Provided records:
* * * * * * * * *

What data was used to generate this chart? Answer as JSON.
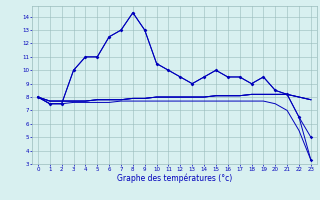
{
  "xlabel": "Graphe des températures (°c)",
  "hours": [
    0,
    1,
    2,
    3,
    4,
    5,
    6,
    7,
    8,
    9,
    10,
    11,
    12,
    13,
    14,
    15,
    16,
    17,
    18,
    19,
    20,
    21,
    22,
    23
  ],
  "line1": [
    8.0,
    7.5,
    7.5,
    10.0,
    11.0,
    11.0,
    12.5,
    13.0,
    14.3,
    13.0,
    10.5,
    10.0,
    9.5,
    9.0,
    9.5,
    10.0,
    9.5,
    9.5,
    9.0,
    9.5,
    8.5,
    8.2,
    6.5,
    5.0
  ],
  "line2": [
    8.0,
    7.5,
    7.5,
    10.0,
    11.0,
    11.0,
    12.5,
    13.0,
    14.3,
    13.0,
    10.5,
    10.0,
    9.5,
    9.0,
    9.5,
    10.0,
    9.5,
    9.5,
    9.0,
    9.5,
    8.5,
    8.2,
    6.5,
    3.3
  ],
  "line3": [
    8.0,
    7.7,
    7.7,
    7.7,
    7.7,
    7.8,
    7.8,
    7.8,
    7.9,
    7.9,
    8.0,
    8.0,
    8.0,
    8.0,
    8.0,
    8.1,
    8.1,
    8.1,
    8.2,
    8.2,
    8.2,
    8.2,
    8.0,
    7.8
  ],
  "line4": [
    8.0,
    7.7,
    7.7,
    7.7,
    7.7,
    7.8,
    7.8,
    7.8,
    7.9,
    7.9,
    8.0,
    8.0,
    8.0,
    8.0,
    8.0,
    8.1,
    8.1,
    8.1,
    8.2,
    8.2,
    8.2,
    8.2,
    8.0,
    7.8
  ],
  "line5": [
    8.0,
    7.7,
    7.7,
    7.7,
    7.7,
    7.8,
    7.8,
    7.8,
    7.9,
    7.9,
    8.0,
    8.0,
    8.0,
    8.0,
    8.0,
    8.1,
    8.1,
    8.1,
    8.2,
    8.2,
    8.2,
    8.2,
    8.0,
    7.8
  ],
  "line6": [
    8.0,
    7.5,
    7.5,
    7.6,
    7.6,
    7.6,
    7.6,
    7.7,
    7.7,
    7.7,
    7.7,
    7.7,
    7.7,
    7.7,
    7.7,
    7.7,
    7.7,
    7.7,
    7.7,
    7.7,
    7.5,
    7.0,
    5.5,
    3.3
  ],
  "line_color": "#0000bb",
  "bg_color": "#d8f0f0",
  "grid_color": "#99bbbb",
  "ylim": [
    3,
    14.8
  ],
  "yticks": [
    3,
    4,
    5,
    6,
    7,
    8,
    9,
    10,
    11,
    12,
    13,
    14
  ],
  "xlim": [
    -0.5,
    23.5
  ]
}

* * * * * * * * *

Given problem:
Make a verbatim copy of all the entries and strip out the pictures.

Complete answer:
What data was used to generate this chart? Answer as JSON.
{
  "xlabel": "Graphe des températures (°c)",
  "hours": [
    0,
    1,
    2,
    3,
    4,
    5,
    6,
    7,
    8,
    9,
    10,
    11,
    12,
    13,
    14,
    15,
    16,
    17,
    18,
    19,
    20,
    21,
    22,
    23
  ],
  "line1": [
    8.0,
    7.5,
    7.5,
    10.0,
    11.0,
    11.0,
    12.5,
    13.0,
    14.3,
    13.0,
    10.5,
    10.0,
    9.5,
    9.0,
    9.5,
    10.0,
    9.5,
    9.5,
    9.0,
    9.5,
    8.5,
    8.2,
    6.5,
    5.0
  ],
  "line2": [
    8.0,
    7.5,
    7.5,
    10.0,
    11.0,
    11.0,
    12.5,
    13.0,
    14.3,
    13.0,
    10.5,
    10.0,
    9.5,
    9.0,
    9.5,
    10.0,
    9.5,
    9.5,
    9.0,
    9.5,
    8.5,
    8.2,
    6.5,
    3.3
  ],
  "line3": [
    8.0,
    7.7,
    7.7,
    7.7,
    7.7,
    7.8,
    7.8,
    7.8,
    7.9,
    7.9,
    8.0,
    8.0,
    8.0,
    8.0,
    8.0,
    8.1,
    8.1,
    8.1,
    8.2,
    8.2,
    8.2,
    8.2,
    8.0,
    7.8
  ],
  "line4": [
    8.0,
    7.7,
    7.7,
    7.7,
    7.7,
    7.8,
    7.8,
    7.8,
    7.9,
    7.9,
    8.0,
    8.0,
    8.0,
    8.0,
    8.0,
    8.1,
    8.1,
    8.1,
    8.2,
    8.2,
    8.2,
    8.2,
    8.0,
    7.8
  ],
  "line5": [
    8.0,
    7.7,
    7.7,
    7.7,
    7.7,
    7.8,
    7.8,
    7.8,
    7.9,
    7.9,
    8.0,
    8.0,
    8.0,
    8.0,
    8.0,
    8.1,
    8.1,
    8.1,
    8.2,
    8.2,
    8.2,
    8.2,
    8.0,
    7.8
  ],
  "line6": [
    8.0,
    7.5,
    7.5,
    7.6,
    7.6,
    7.6,
    7.6,
    7.7,
    7.7,
    7.7,
    7.7,
    7.7,
    7.7,
    7.7,
    7.7,
    7.7,
    7.7,
    7.7,
    7.7,
    7.7,
    7.5,
    7.0,
    5.5,
    3.3
  ],
  "line_color": "#0000bb",
  "bg_color": "#d8f0f0",
  "grid_color": "#99bbbb",
  "ylim": [
    3,
    14.8
  ],
  "yticks": [
    3,
    4,
    5,
    6,
    7,
    8,
    9,
    10,
    11,
    12,
    13,
    14
  ],
  "xlim": [
    -0.5,
    23.5
  ]
}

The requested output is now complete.